_What you need to do_
Reproduce the listing below in full and without alteration, apart from its pictures.
■ ■ ■ ■ ■
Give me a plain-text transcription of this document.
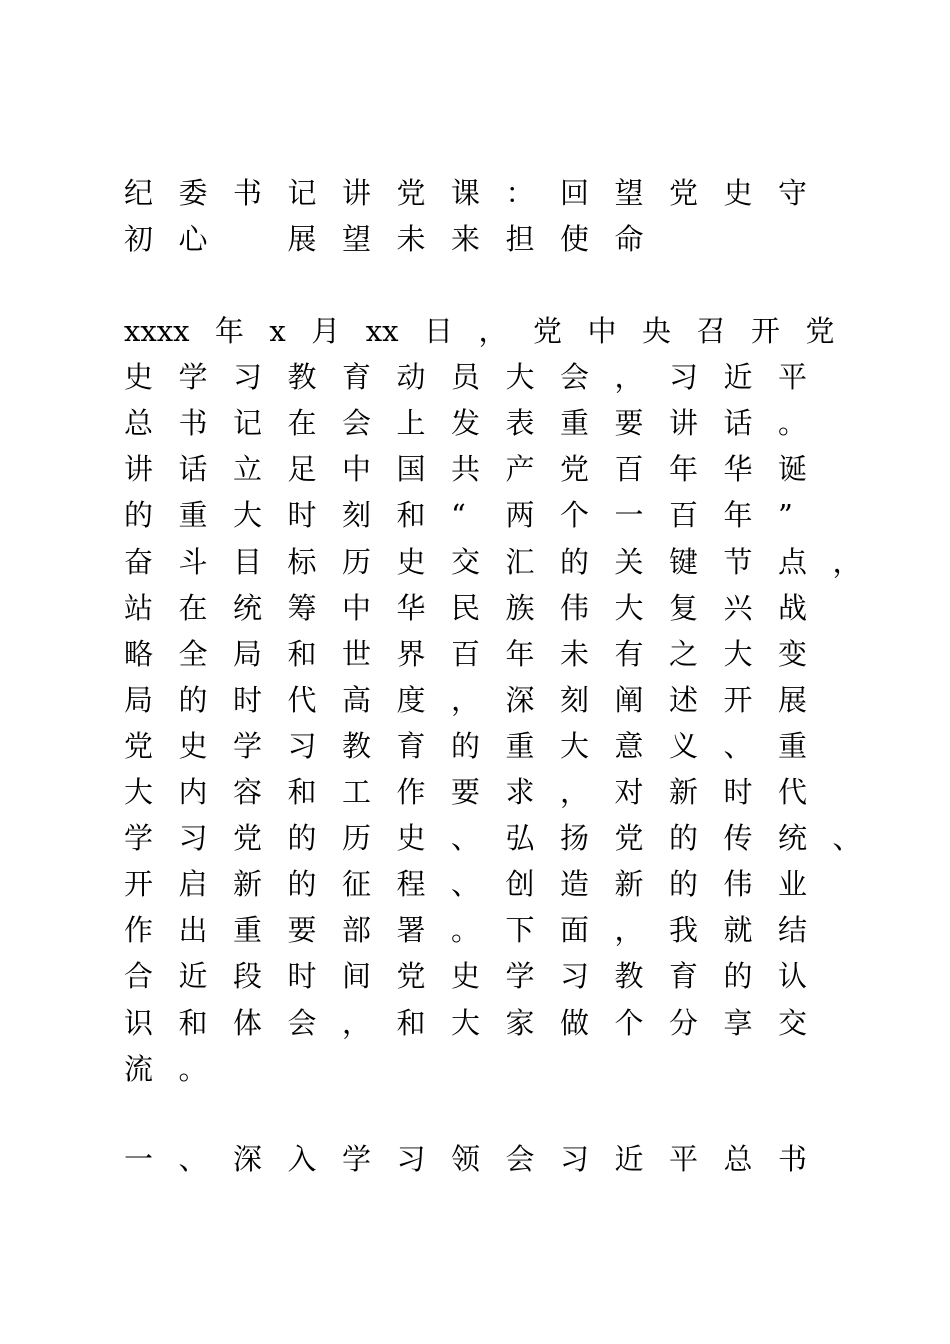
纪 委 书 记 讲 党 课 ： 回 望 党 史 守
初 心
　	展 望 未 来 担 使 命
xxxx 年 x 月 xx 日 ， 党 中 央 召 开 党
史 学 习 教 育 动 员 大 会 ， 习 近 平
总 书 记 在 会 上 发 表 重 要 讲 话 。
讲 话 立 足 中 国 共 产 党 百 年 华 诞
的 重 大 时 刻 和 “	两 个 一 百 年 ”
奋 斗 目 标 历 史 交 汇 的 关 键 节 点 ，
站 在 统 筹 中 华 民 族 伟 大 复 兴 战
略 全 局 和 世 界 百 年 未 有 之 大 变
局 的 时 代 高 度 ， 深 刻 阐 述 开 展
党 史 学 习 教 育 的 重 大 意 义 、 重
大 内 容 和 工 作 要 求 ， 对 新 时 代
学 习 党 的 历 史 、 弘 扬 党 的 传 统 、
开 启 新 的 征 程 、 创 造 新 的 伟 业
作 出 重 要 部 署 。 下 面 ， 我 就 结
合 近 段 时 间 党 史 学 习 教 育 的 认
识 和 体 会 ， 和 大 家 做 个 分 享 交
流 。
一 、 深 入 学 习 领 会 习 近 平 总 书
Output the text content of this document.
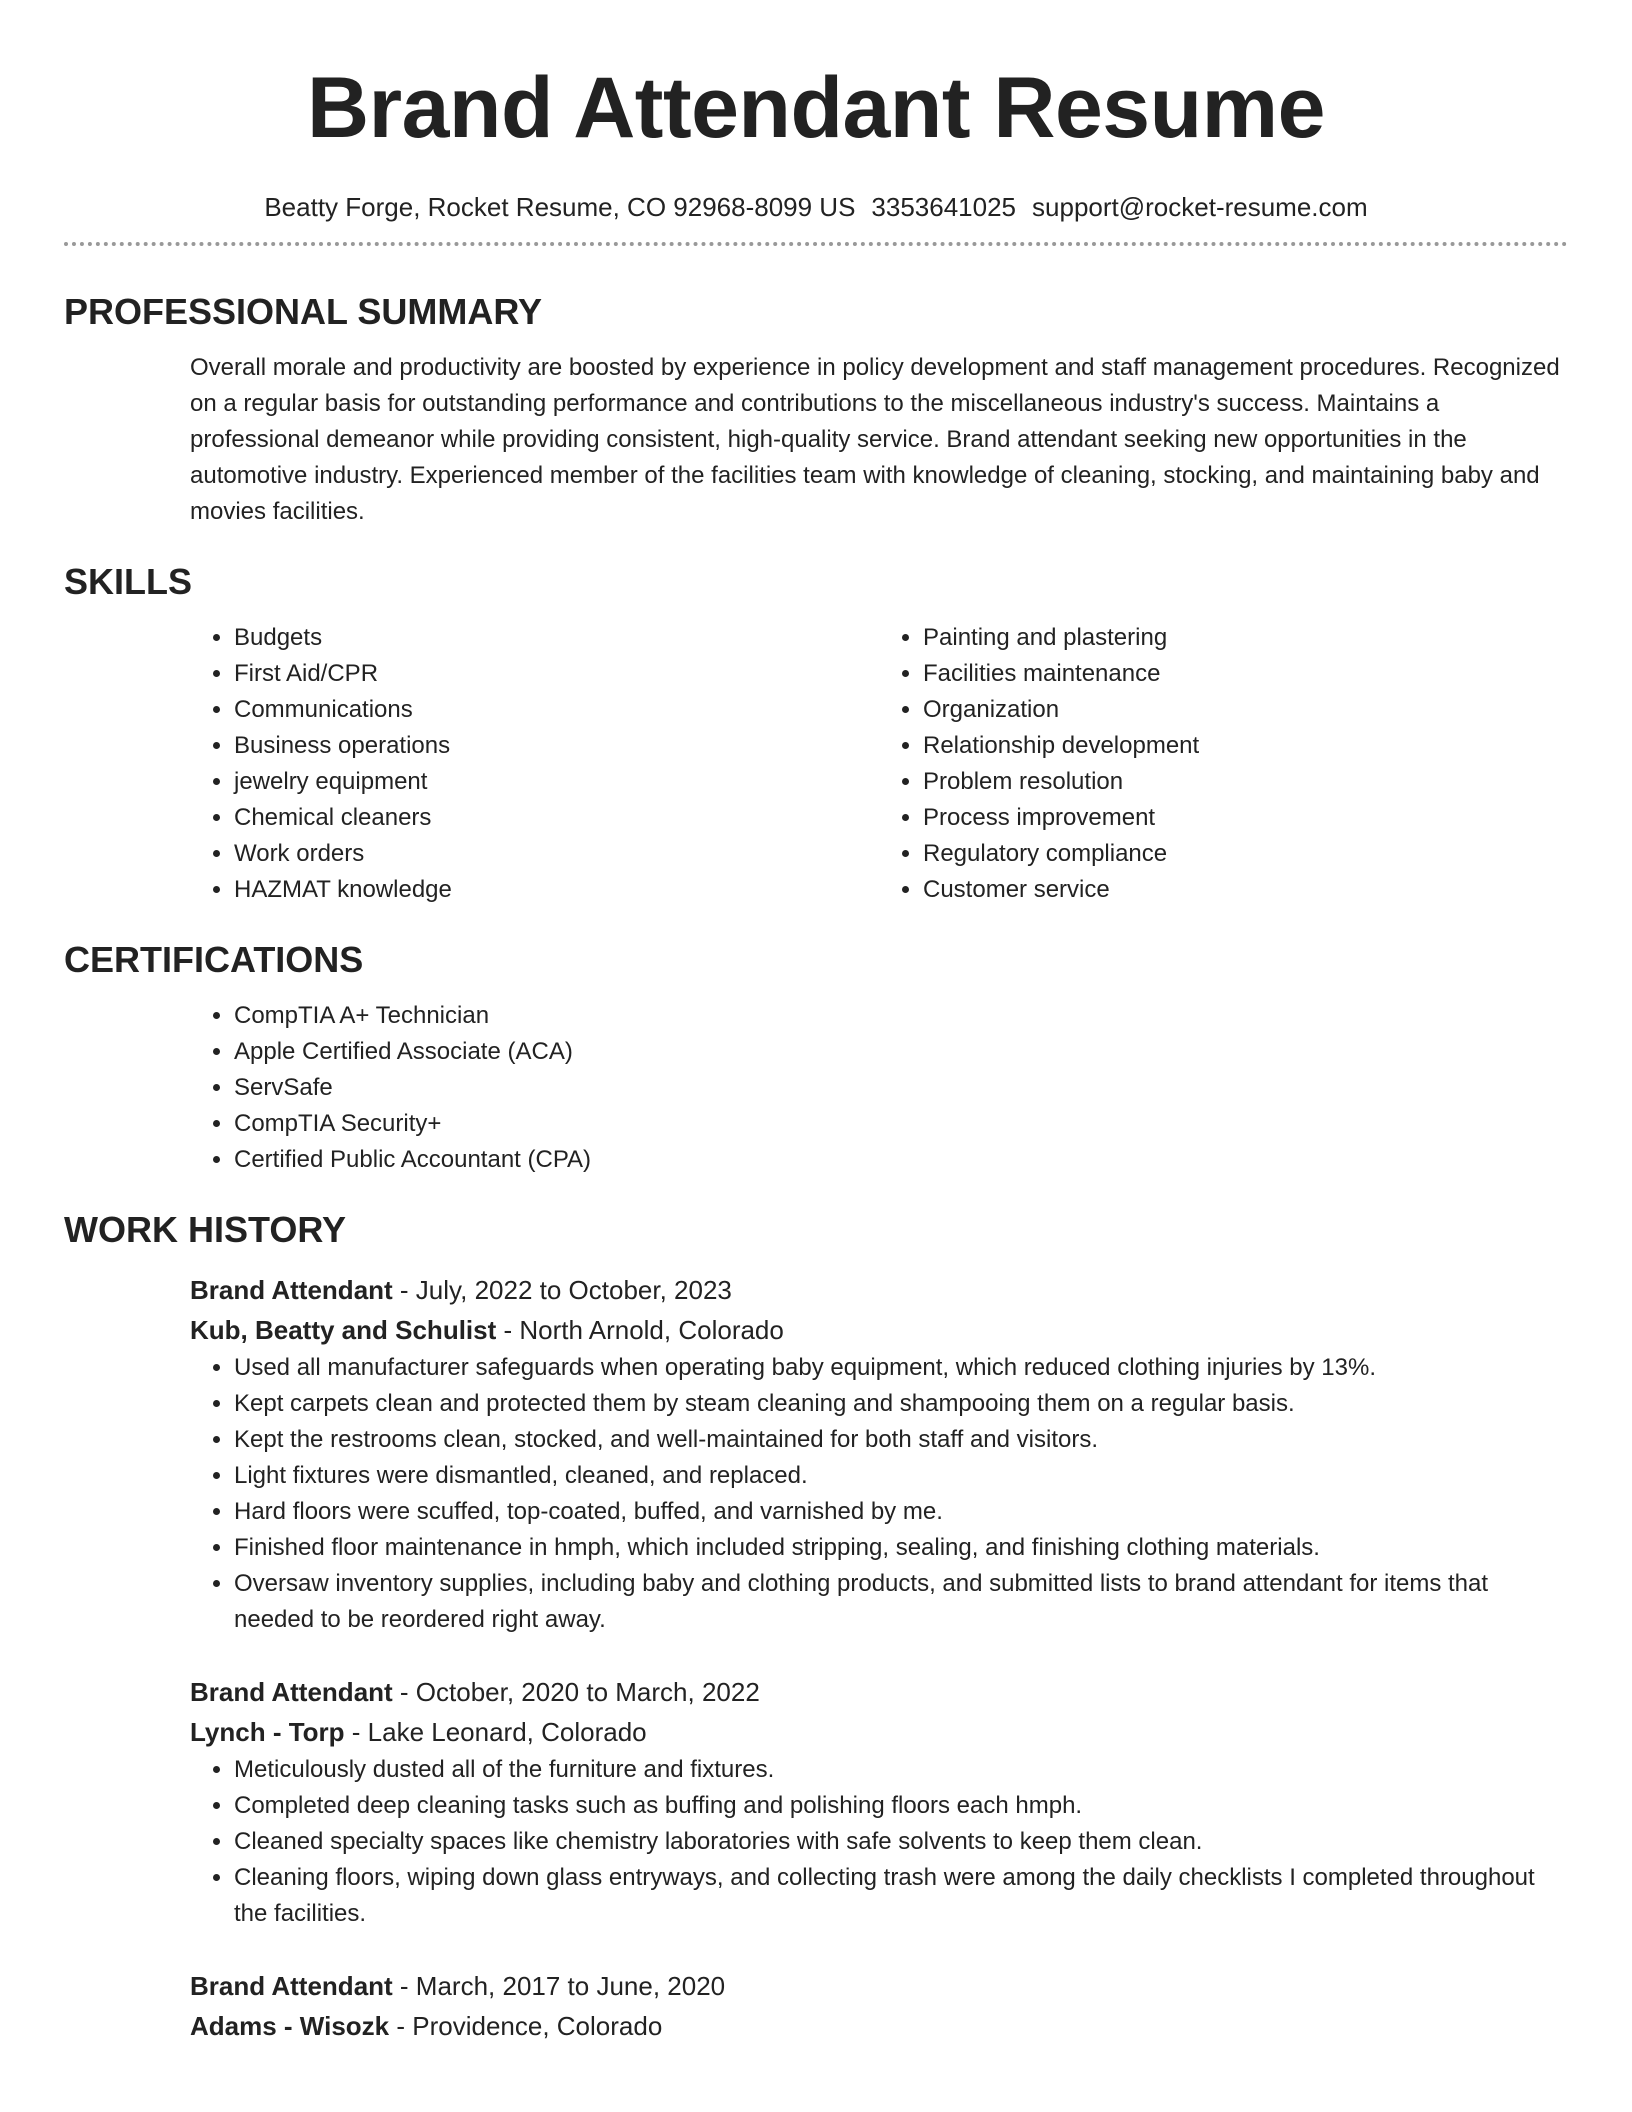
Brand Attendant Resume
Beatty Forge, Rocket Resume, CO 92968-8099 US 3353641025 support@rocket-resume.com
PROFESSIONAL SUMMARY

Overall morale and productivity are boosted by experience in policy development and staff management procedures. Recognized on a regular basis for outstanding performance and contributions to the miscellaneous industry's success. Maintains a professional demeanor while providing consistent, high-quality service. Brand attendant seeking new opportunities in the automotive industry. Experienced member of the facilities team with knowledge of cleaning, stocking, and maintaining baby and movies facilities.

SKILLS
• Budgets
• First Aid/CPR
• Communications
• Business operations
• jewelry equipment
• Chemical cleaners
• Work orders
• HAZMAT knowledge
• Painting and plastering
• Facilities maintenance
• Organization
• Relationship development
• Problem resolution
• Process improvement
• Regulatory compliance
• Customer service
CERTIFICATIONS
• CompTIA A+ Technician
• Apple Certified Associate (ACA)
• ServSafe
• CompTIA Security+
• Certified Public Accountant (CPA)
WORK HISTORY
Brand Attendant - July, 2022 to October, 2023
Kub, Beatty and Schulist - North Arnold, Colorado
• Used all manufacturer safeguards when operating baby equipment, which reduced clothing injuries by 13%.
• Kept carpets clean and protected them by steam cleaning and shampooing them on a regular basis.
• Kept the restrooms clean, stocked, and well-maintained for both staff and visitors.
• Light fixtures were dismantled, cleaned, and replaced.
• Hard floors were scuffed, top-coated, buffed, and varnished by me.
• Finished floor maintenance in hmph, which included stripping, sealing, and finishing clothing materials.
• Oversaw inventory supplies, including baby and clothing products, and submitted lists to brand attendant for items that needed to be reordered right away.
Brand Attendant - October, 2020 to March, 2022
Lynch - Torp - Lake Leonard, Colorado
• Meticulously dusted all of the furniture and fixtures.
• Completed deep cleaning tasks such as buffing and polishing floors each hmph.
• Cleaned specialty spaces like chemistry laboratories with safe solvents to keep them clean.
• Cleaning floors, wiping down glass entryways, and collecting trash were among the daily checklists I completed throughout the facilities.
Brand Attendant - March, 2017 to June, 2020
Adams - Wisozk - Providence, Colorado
■ ■ ■ ■ ■
_Exercise result_
Give me a plain-text transcription of this document.
纪 委 书 记 讲 党 课 ： 回 望 党 史 守
初 心
　	展 望 未 来 担 使 命
xxxx 年 x 月 xx 日 ， 党 中 央 召 开 党
史 学 习 教 育 动 员 大 会 ， 习 近 平
总 书 记 在 会 上 发 表 重 要 讲 话 。
讲 话 立 足 中 国 共 产 党 百 年 华 诞
的 重 大 时 刻 和 “	两 个 一 百 年 ”
奋 斗 目 标 历 史 交 汇 的 关 键 节 点 ，
站 在 统 筹 中 华 民 族 伟 大 复 兴 战
略 全 局 和 世 界 百 年 未 有 之 大 变
局 的 时 代 高 度 ， 深 刻 阐 述 开 展
党 史 学 习 教 育 的 重 大 意 义 、 重
大 内 容 和 工 作 要 求 ， 对 新 时 代
学 习 党 的 历 史 、 弘 扬 党 的 传 统 、
开 启 新 的 征 程 、 创 造 新 的 伟 业
作 出 重 要 部 署 。 下 面 ， 我 就 结
合 近 段 时 间 党 史 学 习 教 育 的 认
识 和 体 会 ， 和 大 家 做 个 分 享 交
流 。
一 、 深 入 学 习 领 会 习 近 平 总 书
Output the text content of this document.
Brand Attendant Resume
Beatty Forge, Rocket Resume, CO 92968-8099 US 3353641025 support@rocket-resume.com
PROFESSIONAL SUMMARY

Overall morale and productivity are boosted by experience in policy development and staff management procedures. Recognized on a regular basis for outstanding performance and contributions to the miscellaneous industry's success. Maintains a professional demeanor while providing consistent, high-quality service. Brand attendant seeking new opportunities in the automotive industry. Experienced member of the facilities team with knowledge of cleaning, stocking, and maintaining baby and movies facilities.

SKILLS
• Budgets
• First Aid/CPR
• Communications
• Business operations
• jewelry equipment
• Chemical cleaners
• Work orders
• HAZMAT knowledge
• Painting and plastering
• Facilities maintenance
• Organization
• Relationship development
• Problem resolution
• Process improvement
• Regulatory compliance
• Customer service
CERTIFICATIONS
• CompTIA A+ Technician
• Apple Certified Associate (ACA)
• ServSafe
• CompTIA Security+
• Certified Public Accountant (CPA)
WORK HISTORY
Brand Attendant - July, 2022 to October, 2023
Kub, Beatty and Schulist - North Arnold, Colorado
• Used all manufacturer safeguards when operating baby equipment, which reduced clothing injuries by 13%.
• Kept carpets clean and protected them by steam cleaning and shampooing them on a regular basis.
• Kept the restrooms clean, stocked, and well-maintained for both staff and visitors.
• Light fixtures were dismantled, cleaned, and replaced.
• Hard floors were scuffed, top-coated, buffed, and varnished by me.
• Finished floor maintenance in hmph, which included stripping, sealing, and finishing clothing materials.
• Oversaw inventory supplies, including baby and clothing products, and submitted lists to brand attendant for items that needed to be reordered right away.
Brand Attendant - October, 2020 to March, 2022
Lynch - Torp - Lake Leonard, Colorado
• Meticulously dusted all of the furniture and fixtures.
• Completed deep cleaning tasks such as buffing and polishing floors each hmph.
• Cleaned specialty spaces like chemistry laboratories with safe solvents to keep them clean.
• Cleaning floors, wiping down glass entryways, and collecting trash were among the daily checklists I completed throughout the facilities.
Brand Attendant - March, 2017 to June, 2020
Adams - Wisozk - Providence, Colorado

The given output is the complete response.